Would you pull out every line of the material that contains the string "transport"?

━━━━━━━━━━━━━━━━━━━━━━━━━━━━━━

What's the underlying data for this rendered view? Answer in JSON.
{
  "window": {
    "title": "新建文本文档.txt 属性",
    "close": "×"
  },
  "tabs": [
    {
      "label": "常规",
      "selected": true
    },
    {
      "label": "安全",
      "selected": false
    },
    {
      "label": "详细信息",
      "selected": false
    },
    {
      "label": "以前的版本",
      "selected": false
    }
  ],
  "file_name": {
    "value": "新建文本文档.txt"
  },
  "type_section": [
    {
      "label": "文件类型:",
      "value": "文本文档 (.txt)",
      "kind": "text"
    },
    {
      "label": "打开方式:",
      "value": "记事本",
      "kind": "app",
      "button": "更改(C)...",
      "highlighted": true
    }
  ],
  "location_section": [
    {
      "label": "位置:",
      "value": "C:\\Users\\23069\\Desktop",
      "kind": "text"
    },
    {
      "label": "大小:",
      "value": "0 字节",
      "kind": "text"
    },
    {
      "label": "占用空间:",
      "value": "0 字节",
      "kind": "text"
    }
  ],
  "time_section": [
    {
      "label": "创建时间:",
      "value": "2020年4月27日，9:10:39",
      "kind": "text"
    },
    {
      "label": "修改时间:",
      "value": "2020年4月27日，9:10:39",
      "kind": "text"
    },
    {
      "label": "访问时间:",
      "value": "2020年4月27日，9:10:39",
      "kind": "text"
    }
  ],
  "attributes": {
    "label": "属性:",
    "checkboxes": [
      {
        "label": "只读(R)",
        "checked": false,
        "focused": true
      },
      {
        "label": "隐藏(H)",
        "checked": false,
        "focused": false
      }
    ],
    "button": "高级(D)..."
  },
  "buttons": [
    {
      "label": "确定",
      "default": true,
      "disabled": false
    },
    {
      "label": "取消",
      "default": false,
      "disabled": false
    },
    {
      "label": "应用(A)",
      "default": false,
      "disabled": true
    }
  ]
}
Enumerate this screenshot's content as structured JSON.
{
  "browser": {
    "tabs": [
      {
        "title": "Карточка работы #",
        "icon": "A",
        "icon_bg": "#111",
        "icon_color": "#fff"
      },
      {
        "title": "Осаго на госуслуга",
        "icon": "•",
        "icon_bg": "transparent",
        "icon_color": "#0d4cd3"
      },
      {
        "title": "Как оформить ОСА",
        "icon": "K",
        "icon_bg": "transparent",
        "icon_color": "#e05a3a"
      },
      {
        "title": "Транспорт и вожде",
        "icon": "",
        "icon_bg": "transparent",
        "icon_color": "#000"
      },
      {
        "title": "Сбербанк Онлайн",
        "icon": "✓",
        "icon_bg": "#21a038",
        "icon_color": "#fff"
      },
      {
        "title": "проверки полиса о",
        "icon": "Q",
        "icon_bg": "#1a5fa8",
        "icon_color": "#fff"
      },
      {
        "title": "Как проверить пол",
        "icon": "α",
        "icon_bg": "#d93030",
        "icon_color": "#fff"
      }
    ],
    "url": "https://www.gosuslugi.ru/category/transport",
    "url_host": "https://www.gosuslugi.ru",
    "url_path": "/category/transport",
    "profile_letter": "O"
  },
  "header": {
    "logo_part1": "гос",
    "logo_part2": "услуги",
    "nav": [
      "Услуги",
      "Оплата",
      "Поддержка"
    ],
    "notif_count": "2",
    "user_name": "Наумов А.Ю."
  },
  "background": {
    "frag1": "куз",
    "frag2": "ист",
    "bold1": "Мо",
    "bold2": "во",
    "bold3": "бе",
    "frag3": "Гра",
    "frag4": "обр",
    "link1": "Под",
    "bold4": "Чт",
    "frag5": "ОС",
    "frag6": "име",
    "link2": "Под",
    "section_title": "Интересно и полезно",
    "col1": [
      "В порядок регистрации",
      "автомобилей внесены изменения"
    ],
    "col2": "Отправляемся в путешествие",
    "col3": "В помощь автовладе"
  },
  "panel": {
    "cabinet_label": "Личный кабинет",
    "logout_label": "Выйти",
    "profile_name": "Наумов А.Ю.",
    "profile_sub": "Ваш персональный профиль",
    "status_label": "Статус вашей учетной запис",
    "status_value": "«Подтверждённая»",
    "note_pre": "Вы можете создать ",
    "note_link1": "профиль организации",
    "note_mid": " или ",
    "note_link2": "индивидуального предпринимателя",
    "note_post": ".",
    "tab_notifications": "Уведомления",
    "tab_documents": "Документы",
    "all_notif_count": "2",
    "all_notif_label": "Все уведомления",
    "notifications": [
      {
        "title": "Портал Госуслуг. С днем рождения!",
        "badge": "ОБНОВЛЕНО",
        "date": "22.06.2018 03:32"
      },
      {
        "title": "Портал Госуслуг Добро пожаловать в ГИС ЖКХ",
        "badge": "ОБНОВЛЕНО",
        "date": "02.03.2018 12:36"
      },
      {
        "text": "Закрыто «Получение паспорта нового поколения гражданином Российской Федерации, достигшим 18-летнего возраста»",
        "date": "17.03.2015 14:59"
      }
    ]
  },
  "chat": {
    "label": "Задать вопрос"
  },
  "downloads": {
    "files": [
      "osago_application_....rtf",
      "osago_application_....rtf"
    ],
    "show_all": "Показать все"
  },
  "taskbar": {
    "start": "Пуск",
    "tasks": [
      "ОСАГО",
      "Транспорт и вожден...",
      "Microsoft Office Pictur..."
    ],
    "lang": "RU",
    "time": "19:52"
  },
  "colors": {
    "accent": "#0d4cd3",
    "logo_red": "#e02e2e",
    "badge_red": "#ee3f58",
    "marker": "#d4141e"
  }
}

━━━━━━━━━━━━━━━━━━━━━━━━━━━━━━

TASK RESULT:
    "url": "https://www.gosuslugi.ru/category/transport",
    "url_path": "/category/transport",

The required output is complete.